#### What needs to be done
Leave out the pictures, then reproduce the rest of the material exactly.

Stored data

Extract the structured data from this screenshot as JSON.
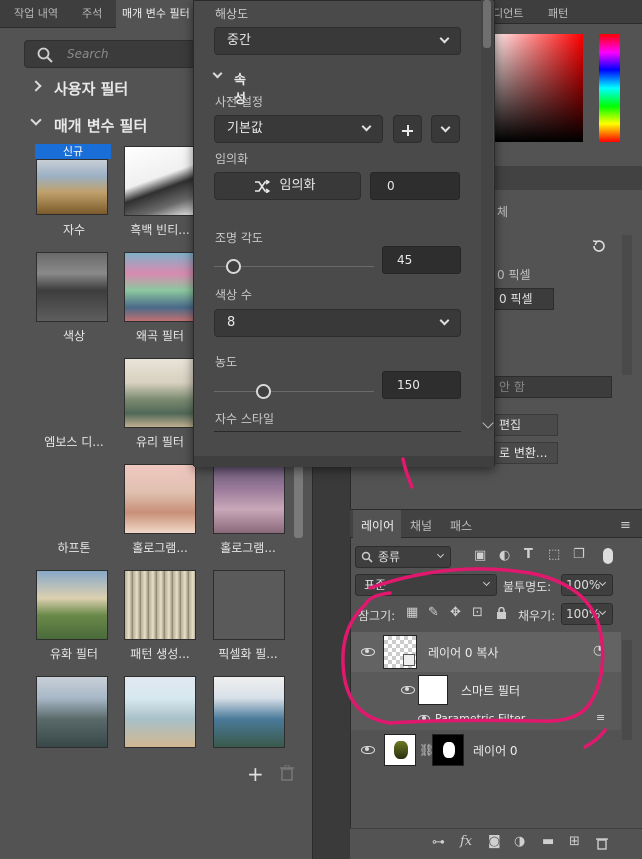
{
  "left_panel": {
    "tabs": [
      "작업 내역",
      "주석",
      "매개 변수 필터"
    ],
    "search_placeholder": "Search",
    "section_user": "사용자 필터",
    "section_param": "매개 변수 필터",
    "new_badge": "신규",
    "filters": [
      {
        "label": "자수"
      },
      {
        "label": "흑백 빈티..."
      },
      {
        "label": ""
      },
      {
        "label": "색상"
      },
      {
        "label": "왜곡 필터"
      },
      {
        "label": ""
      },
      {
        "label": "엠보스 디..."
      },
      {
        "label": "유리 필터"
      },
      {
        "label": ""
      },
      {
        "label": "하프톤"
      },
      {
        "label": "홀로그램..."
      },
      {
        "label": "홀로그램..."
      },
      {
        "label": "유화 필터"
      },
      {
        "label": "패턴 생성..."
      },
      {
        "label": "픽셀화 필..."
      }
    ],
    "add_icon": "+",
    "delete_icon": "trash-icon"
  },
  "popup": {
    "resolution_label": "해상도",
    "resolution_value": "중간",
    "properties_label": "속성",
    "preset_label": "사전 설정",
    "preset_value": "기본값",
    "random_label": "임의화",
    "random_button": "임의화",
    "random_value": "0",
    "light_angle_label": "조명 각도",
    "light_angle_value": "45",
    "light_angle_fraction": 0.12,
    "color_count_label": "색상 수",
    "color_count_value": "8",
    "density_label": "농도",
    "density_value": "150",
    "density_fraction": 0.31,
    "stitch_style_label": "자수 스타일"
  },
  "right_panel": {
    "tab_gradient": "디언트",
    "tab_pattern": "패턴",
    "prop_text": "체",
    "px1": "0 픽셀",
    "px2": "0 픽셀",
    "ahn_hap": "안 함",
    "edit": "편집",
    "convert": "로 변환..."
  },
  "layers": {
    "tabs": [
      "레이어",
      "채널",
      "패스"
    ],
    "kind": "종류",
    "blend": "표준",
    "opacity_label": "불투명도:",
    "opacity_value": "100%",
    "lock_label": "잠그기:",
    "fill_label": "채우기:",
    "fill_value": "100%",
    "rows": [
      {
        "name": "레이어 0 복사"
      },
      {
        "name": "스마트 필터"
      },
      {
        "name": "Parametric Filter"
      },
      {
        "name": "레이어 0"
      }
    ]
  }
}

#### Right answer
Extract the structured data from this screenshot as JSON.
{
  "left_panel": {
    "tabs": [
      "작업 내역",
      "주석",
      "매개 변수 필터"
    ],
    "search_placeholder": "Search",
    "section_user": "사용자 필터",
    "section_param": "매개 변수 필터",
    "new_badge": "신규",
    "filters": [
      {
        "label": "자수"
      },
      {
        "label": "흑백 빈티..."
      },
      {
        "label": ""
      },
      {
        "label": "색상"
      },
      {
        "label": "왜곡 필터"
      },
      {
        "label": ""
      },
      {
        "label": "엠보스 디..."
      },
      {
        "label": "유리 필터"
      },
      {
        "label": ""
      },
      {
        "label": "하프톤"
      },
      {
        "label": "홀로그램..."
      },
      {
        "label": "홀로그램..."
      },
      {
        "label": "유화 필터"
      },
      {
        "label": "패턴 생성..."
      },
      {
        "label": "픽셀화 필..."
      }
    ],
    "add_icon": "+",
    "delete_icon": "trash-icon"
  },
  "popup": {
    "resolution_label": "해상도",
    "resolution_value": "중간",
    "properties_label": "속성",
    "preset_label": "사전 설정",
    "preset_value": "기본값",
    "random_label": "임의화",
    "random_button": "임의화",
    "random_value": "0",
    "light_angle_label": "조명 각도",
    "light_angle_value": "45",
    "light_angle_fraction": 0.12,
    "color_count_label": "색상 수",
    "color_count_value": "8",
    "density_label": "농도",
    "density_value": "150",
    "density_fraction": 0.31,
    "stitch_style_label": "자수 스타일"
  },
  "right_panel": {
    "tab_gradient": "디언트",
    "tab_pattern": "패턴",
    "prop_text": "체",
    "px1": "0 픽셀",
    "px2": "0 픽셀",
    "ahn_hap": "안 함",
    "edit": "편집",
    "convert": "로 변환..."
  },
  "layers": {
    "tabs": [
      "레이어",
      "채널",
      "패스"
    ],
    "kind": "종류",
    "blend": "표준",
    "opacity_label": "불투명도:",
    "opacity_value": "100%",
    "lock_label": "잠그기:",
    "fill_label": "채우기:",
    "fill_value": "100%",
    "rows": [
      {
        "name": "레이어 0 복사"
      },
      {
        "name": "스마트 필터"
      },
      {
        "name": "Parametric Filter"
      },
      {
        "name": "레이어 0"
      }
    ]
  }
}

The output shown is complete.